═════ Given data ═════

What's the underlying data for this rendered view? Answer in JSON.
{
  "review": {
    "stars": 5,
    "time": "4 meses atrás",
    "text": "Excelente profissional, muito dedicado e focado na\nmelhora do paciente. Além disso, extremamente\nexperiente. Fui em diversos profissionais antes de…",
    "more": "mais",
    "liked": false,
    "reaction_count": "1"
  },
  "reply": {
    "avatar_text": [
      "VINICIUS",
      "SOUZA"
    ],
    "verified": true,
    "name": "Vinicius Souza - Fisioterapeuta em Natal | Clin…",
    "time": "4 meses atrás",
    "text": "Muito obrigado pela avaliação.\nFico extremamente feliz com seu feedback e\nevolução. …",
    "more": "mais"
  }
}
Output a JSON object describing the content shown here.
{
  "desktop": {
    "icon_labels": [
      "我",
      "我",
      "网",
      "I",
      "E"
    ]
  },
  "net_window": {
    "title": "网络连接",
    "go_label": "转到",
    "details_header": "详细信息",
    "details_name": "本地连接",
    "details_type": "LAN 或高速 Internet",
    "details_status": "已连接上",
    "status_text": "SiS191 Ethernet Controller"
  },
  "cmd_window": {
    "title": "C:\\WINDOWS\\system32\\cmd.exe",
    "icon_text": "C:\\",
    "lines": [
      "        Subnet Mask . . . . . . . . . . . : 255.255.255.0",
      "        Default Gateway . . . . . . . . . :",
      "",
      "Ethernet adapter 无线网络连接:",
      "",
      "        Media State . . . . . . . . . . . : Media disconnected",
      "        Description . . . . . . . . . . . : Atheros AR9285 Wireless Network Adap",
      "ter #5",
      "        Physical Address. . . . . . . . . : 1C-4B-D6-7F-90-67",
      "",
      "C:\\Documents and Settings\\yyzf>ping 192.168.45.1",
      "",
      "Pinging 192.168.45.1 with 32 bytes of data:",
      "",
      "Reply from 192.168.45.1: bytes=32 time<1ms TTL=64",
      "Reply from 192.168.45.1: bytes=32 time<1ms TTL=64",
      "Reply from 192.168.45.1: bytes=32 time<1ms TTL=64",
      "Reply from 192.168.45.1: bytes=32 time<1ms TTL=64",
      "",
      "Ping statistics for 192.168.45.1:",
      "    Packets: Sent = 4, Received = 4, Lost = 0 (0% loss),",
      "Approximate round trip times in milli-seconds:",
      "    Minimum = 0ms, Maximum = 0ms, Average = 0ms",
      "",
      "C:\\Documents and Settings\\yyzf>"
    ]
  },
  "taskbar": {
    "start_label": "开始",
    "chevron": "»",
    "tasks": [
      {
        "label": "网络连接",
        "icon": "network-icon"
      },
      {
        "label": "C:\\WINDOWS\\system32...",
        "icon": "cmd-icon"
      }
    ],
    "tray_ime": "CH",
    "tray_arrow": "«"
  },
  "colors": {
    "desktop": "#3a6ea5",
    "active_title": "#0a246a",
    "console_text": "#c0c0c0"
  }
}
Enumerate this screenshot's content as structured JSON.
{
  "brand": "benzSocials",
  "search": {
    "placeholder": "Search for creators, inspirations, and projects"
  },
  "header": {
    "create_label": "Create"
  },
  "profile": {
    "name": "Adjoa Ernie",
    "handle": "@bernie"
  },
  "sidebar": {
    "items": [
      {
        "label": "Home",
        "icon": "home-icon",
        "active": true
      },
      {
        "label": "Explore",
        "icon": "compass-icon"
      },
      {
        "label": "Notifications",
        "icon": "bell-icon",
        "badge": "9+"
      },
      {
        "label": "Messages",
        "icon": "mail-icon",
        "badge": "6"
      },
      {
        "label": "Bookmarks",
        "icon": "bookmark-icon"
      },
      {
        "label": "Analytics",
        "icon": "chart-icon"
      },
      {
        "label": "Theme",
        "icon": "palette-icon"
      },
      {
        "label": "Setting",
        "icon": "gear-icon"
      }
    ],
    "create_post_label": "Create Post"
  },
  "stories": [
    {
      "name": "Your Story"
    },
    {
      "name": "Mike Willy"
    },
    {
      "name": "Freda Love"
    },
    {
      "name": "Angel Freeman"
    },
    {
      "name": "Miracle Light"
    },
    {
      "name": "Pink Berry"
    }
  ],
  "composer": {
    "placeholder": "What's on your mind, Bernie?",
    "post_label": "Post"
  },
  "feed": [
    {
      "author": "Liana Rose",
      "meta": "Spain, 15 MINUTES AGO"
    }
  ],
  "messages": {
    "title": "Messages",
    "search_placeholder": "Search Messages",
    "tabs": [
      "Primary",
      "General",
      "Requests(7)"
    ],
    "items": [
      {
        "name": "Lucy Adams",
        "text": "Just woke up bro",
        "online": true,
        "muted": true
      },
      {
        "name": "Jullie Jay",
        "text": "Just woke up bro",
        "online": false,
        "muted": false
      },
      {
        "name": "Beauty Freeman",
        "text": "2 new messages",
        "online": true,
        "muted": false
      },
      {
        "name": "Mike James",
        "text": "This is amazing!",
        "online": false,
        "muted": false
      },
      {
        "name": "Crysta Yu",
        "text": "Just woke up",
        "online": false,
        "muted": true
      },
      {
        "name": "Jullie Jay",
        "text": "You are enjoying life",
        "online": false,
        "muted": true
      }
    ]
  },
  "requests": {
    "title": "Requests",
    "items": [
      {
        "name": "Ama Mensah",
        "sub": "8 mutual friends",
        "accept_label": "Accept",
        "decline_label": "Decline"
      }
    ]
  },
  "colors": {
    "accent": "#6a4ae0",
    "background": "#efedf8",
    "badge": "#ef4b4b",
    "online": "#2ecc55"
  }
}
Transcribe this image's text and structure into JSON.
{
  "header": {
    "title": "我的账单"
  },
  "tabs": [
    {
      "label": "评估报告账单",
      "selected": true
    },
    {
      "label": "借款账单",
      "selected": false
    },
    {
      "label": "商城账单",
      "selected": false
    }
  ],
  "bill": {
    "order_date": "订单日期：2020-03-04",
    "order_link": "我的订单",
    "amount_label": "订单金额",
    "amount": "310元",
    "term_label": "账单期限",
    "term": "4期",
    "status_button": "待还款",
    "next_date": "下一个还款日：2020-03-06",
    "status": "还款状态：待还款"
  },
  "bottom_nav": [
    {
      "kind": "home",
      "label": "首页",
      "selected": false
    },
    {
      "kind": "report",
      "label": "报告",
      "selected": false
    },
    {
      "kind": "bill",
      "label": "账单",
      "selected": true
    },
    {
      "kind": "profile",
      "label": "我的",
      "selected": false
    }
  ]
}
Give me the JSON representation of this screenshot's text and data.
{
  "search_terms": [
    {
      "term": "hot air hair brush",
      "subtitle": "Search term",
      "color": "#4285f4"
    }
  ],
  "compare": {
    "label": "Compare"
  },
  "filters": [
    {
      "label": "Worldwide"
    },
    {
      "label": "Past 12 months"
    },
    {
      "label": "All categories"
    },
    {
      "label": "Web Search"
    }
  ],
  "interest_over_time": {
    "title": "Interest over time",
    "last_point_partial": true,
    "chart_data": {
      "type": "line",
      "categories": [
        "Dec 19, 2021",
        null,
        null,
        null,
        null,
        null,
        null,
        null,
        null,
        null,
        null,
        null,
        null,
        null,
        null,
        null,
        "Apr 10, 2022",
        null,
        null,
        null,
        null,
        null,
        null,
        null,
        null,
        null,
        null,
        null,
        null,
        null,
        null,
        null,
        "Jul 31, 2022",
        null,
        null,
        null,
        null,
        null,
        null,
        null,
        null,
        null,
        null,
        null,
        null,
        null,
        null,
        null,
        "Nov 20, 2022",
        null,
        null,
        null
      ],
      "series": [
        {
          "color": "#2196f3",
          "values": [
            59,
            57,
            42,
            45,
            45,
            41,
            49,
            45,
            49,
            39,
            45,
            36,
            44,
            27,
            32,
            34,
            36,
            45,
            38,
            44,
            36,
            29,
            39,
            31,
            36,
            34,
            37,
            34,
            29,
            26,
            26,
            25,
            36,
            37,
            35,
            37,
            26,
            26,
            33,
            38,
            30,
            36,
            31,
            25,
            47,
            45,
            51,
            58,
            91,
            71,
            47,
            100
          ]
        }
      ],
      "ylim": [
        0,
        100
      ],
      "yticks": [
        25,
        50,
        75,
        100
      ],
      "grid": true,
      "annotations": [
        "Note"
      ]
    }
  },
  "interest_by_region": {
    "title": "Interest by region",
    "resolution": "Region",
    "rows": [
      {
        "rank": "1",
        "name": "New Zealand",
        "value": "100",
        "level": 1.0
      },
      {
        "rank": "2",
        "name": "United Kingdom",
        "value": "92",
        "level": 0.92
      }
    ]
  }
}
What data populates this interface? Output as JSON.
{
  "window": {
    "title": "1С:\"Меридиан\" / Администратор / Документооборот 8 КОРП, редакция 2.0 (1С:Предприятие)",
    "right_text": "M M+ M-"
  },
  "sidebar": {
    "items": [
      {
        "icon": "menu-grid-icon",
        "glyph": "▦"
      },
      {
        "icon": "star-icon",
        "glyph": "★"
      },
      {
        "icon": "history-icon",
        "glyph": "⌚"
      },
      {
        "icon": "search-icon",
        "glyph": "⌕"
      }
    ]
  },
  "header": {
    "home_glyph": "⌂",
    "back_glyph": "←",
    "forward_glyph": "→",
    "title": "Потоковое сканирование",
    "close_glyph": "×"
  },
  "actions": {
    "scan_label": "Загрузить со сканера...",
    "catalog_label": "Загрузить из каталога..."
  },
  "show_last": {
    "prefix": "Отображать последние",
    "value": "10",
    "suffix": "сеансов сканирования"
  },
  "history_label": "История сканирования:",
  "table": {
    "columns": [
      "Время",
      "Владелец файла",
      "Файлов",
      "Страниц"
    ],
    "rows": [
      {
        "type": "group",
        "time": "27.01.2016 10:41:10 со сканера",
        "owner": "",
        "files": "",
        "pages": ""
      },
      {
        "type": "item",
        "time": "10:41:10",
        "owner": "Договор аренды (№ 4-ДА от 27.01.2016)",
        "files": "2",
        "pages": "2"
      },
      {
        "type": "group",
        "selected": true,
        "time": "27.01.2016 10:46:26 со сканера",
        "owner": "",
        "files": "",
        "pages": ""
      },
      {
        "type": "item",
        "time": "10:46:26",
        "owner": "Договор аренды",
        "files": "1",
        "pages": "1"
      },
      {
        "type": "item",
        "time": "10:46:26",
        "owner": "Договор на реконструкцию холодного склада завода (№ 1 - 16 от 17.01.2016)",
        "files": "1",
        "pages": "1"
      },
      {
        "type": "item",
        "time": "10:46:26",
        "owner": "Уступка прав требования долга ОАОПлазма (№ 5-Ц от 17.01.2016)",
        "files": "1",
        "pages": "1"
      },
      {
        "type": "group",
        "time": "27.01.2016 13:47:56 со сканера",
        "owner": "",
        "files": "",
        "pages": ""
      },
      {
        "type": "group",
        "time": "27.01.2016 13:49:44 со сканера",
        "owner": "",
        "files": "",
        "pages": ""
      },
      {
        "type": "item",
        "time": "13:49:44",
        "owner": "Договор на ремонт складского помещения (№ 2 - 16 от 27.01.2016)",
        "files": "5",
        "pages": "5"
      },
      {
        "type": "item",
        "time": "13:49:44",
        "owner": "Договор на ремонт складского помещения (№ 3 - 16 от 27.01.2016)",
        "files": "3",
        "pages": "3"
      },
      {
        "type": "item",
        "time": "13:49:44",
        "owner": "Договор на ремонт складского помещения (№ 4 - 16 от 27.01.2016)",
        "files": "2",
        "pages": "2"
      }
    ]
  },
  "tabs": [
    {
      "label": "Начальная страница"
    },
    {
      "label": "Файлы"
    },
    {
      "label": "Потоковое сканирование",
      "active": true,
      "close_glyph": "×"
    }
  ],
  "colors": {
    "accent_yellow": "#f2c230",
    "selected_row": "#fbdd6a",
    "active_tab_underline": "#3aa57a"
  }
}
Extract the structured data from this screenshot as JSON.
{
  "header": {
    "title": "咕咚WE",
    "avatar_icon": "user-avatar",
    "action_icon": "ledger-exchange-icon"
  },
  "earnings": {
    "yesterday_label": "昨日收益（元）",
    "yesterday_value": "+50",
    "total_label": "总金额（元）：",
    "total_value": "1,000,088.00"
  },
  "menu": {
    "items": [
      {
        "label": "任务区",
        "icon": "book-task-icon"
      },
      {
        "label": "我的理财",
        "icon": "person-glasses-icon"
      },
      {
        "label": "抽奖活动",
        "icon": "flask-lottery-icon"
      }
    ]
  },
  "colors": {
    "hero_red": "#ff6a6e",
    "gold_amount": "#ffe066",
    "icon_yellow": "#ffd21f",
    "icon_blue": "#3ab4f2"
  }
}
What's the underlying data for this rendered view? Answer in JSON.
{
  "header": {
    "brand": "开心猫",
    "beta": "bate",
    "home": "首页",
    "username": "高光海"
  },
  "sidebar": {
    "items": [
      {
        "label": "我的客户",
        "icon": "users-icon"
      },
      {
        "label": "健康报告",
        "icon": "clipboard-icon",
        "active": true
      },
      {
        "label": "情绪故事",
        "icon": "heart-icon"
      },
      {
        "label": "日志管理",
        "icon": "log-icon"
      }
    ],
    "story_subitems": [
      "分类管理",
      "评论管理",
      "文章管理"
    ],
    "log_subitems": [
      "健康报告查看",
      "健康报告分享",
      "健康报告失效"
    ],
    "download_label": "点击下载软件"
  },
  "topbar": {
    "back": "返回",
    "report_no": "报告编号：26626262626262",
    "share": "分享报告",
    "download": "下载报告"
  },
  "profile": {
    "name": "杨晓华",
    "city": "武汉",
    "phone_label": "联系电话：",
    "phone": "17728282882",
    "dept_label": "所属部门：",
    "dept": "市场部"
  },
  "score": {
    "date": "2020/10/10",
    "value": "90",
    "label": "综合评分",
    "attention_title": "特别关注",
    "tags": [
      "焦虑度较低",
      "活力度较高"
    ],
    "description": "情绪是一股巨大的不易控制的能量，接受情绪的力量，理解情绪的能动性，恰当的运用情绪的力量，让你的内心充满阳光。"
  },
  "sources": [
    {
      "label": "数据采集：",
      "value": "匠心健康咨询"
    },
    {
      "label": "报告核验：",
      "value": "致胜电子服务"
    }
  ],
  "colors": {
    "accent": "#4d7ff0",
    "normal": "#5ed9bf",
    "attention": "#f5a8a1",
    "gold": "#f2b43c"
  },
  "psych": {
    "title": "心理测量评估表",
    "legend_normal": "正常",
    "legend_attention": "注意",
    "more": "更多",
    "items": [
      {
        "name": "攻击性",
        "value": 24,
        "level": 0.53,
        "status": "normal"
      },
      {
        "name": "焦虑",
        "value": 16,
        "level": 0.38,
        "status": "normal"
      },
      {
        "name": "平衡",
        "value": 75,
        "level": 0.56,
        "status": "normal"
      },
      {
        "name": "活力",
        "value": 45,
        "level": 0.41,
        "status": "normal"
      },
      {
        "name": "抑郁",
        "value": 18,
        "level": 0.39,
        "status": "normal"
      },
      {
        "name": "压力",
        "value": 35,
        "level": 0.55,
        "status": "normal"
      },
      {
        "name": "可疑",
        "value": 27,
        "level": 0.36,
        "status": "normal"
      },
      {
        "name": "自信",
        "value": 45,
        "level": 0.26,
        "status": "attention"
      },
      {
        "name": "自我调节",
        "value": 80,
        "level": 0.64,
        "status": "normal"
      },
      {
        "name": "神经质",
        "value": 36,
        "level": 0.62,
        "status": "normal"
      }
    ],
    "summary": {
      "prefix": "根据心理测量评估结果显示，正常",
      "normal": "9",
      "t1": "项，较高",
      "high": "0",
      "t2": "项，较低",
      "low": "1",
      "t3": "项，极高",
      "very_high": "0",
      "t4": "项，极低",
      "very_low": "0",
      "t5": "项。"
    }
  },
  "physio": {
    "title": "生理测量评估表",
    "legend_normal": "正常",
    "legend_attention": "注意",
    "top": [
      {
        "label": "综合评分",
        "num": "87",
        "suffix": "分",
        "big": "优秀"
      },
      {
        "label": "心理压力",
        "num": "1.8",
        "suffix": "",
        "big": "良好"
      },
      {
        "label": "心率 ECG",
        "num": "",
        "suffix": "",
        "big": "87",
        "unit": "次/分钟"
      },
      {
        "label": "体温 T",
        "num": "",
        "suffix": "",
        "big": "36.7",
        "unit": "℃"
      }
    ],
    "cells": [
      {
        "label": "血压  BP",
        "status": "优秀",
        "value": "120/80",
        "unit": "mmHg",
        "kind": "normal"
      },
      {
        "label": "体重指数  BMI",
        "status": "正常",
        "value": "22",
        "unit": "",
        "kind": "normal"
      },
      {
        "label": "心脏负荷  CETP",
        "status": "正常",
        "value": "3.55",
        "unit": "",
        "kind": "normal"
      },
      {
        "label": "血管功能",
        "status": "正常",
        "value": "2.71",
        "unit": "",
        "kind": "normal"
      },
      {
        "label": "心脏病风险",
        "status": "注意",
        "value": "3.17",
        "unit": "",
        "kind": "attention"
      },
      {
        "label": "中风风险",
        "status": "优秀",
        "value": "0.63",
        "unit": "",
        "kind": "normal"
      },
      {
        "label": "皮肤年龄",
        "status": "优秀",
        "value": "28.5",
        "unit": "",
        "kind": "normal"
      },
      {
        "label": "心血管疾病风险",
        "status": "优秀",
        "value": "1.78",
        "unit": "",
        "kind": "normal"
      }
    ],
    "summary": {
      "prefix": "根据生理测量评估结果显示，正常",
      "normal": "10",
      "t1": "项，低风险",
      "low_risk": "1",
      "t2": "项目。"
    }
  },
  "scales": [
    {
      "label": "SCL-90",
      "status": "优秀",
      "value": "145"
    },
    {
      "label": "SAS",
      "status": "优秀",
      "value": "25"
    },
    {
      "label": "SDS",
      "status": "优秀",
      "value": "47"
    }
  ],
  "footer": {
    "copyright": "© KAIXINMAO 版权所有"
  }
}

═════

**Problem**:
Where a line of the data holds "content", show that line.

**Response for this exercise**:
Output a JSON object describing the content shown here.
Enumerate this screenshot's content as structured JSON.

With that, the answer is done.